SOURCE EXTRACT -
So my question is how is background information to be used in exegesis? It is relatively over the top today (parallelomania).


----------



## Contra_Mundum (Aug 20, 2015)

To an historically confessing Christian, the _most relevant_ background to the NT is the OT. The most relevant background of later OT literature is earlier OT literature. The Bible is a self-interpreting text, given the acceptance of basic reading conventions like preexisting rules of grammar which make communication possible, and the presumption made by the reader that the author hoped to be rationally understood.

The intertestamental period produced some mildly competitive schools of interpretation of the previously accumulated prophetic material. Different groups have different ideas about what tradition is most faithful to Judaism's ideals, or what those ideals actually are. It probably does no harm, and likely some help, to have awareness of the currency in religious themes into which the NT age dawned.

The fact is, the NT reveals what is probably the most significant of the different schools of thought, besides choosing FOR one of them, which is (according to the Mind of the Spirit) the true and faithful school. The Pharisees represent a major school (and probably at least two sub-divisions, in the schools of Hillel and Shammai), as do the Sadducees. And there is another "school" not so designated/differentiated/named in the NT, but surely implied; and that is the "school" of accurate Messianic expectation, of which Jesus becomes the chief exponent, and Subject.

Some suggest that because of Qumran discoveries, there is now new light shed upon the breadth of Messianic expectation in the intertestamental period. Scholars are finding religious affinities (ethical and doctrinal) between this more minor Jewish sect (and therefore unknown in NT literature), and themes that are found in the NT, and hitherto were considered distinctive to what became known as Christianity.

Previous liberal scholarship considered NT "distinctives" more in the class of "unique developments" for a "new" religion. Finding related ideas in a long-forgotten, newly discovered cul-de-sac of history helps the argument (opposed to liberal revisionism) that neither Jesus nor Paul nor later disciples/communities strictly speaking "invented" Christianity, viewed as its original proponents (on the face of NT documents) wished it to be recognized: viz. as the realized Hope of all the patriarchs, the true kingdom, and the believing exiles/returned.

INFORMATION SHOWN -
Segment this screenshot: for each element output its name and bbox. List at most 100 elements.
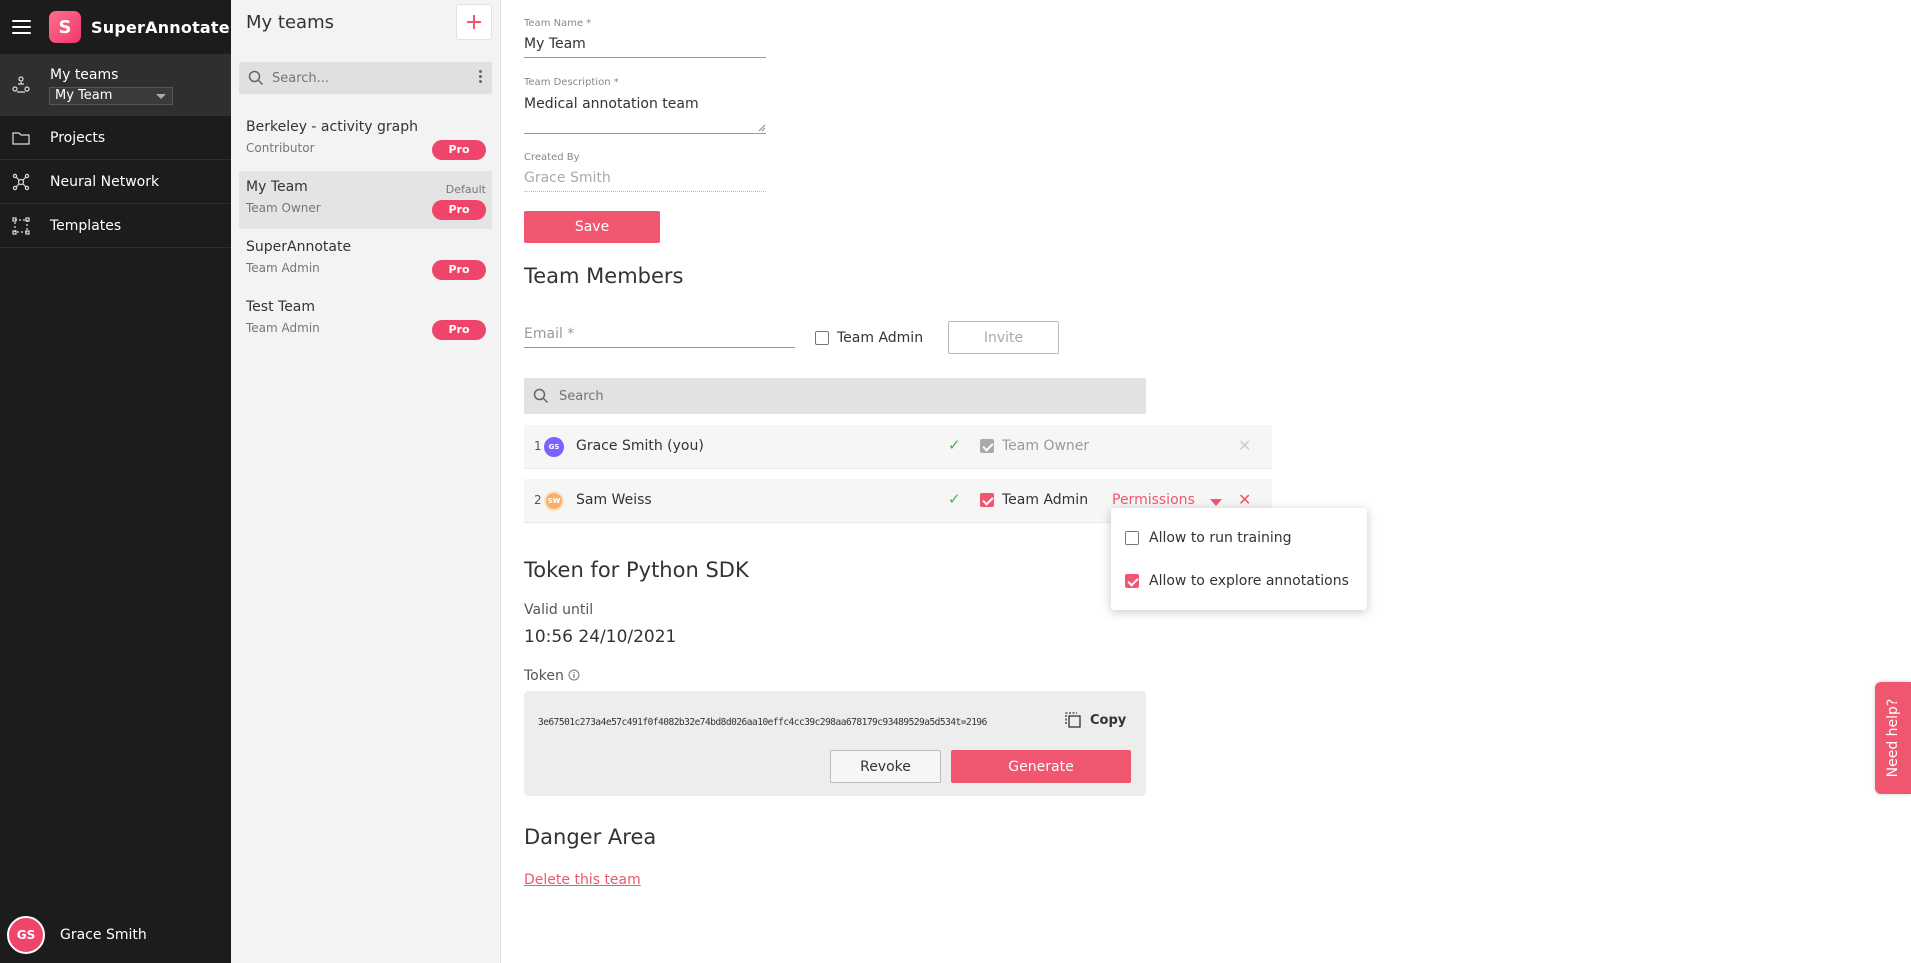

WORK TO DO -
A. In the thread on using background information in exegesis, which two schools does the reply say the Pharisees were probably divided into?
B. Copy the stretch of the exegesis thread from "Some suggest that" through "known as Christianity." word for word.
C. Carry the thread on background information in exegesis forward from its last sentence.

ANSWERS TO EACH TASK -
A. The schools of Hillel and Shammai.

B.
Some suggest that because of Qumran discoveries, there is now new light shed upon the breadth of Messianic expectation in the intertestamental period. Scholars are finding religious affinities (ethical and doctrinal) between this more minor Jewish sect (and therefore unknown in NT literature), and themes that are found in the NT, and hitherto were considered distinctive to what became known as Christianity.

C.
As I see it (my philosophy, in other words), the right use of "background" drops additional light into a well-lit space. It is enhancement, primarily; although there are others who want to consider background in a more essential way. Many of these 1) don't see the Bible as one-book at all, nor the NT as the authoritative fulfillment of the OT; and 2) they consider Christianity's "privileging" 27 NT documents--as definitively interpretive of both Jesus of Nazareth, and of (in his day) 400yr old (and earlier) Jewish prophetic literature--they think that is hopelessly narrow.

To the modernist scholar/devotee, the past is not in continuity with the present; but any such claims are mere power plays. Either people accept the illegitimate claim of the dead upon the allegiance of the living; or else some living person is trying illegitimately to leverage the past and others' "felt" connections to it in order to dominate and suppress free-thought for their own selfish ends.

Their philosophy, then, about the past is that it is like a giant garbage dump (the Bible being a crud-encrusted set of beads-on-a-wire); and the best picture one can arrive at of odd beliefs belonging to a past-moment is to collect a mosaic of as much then-current sentiments as possible, and try to find common threads with which to partially reconstruct a picture of the time. To which they add the postscript, "This is our ephemeral impression of it."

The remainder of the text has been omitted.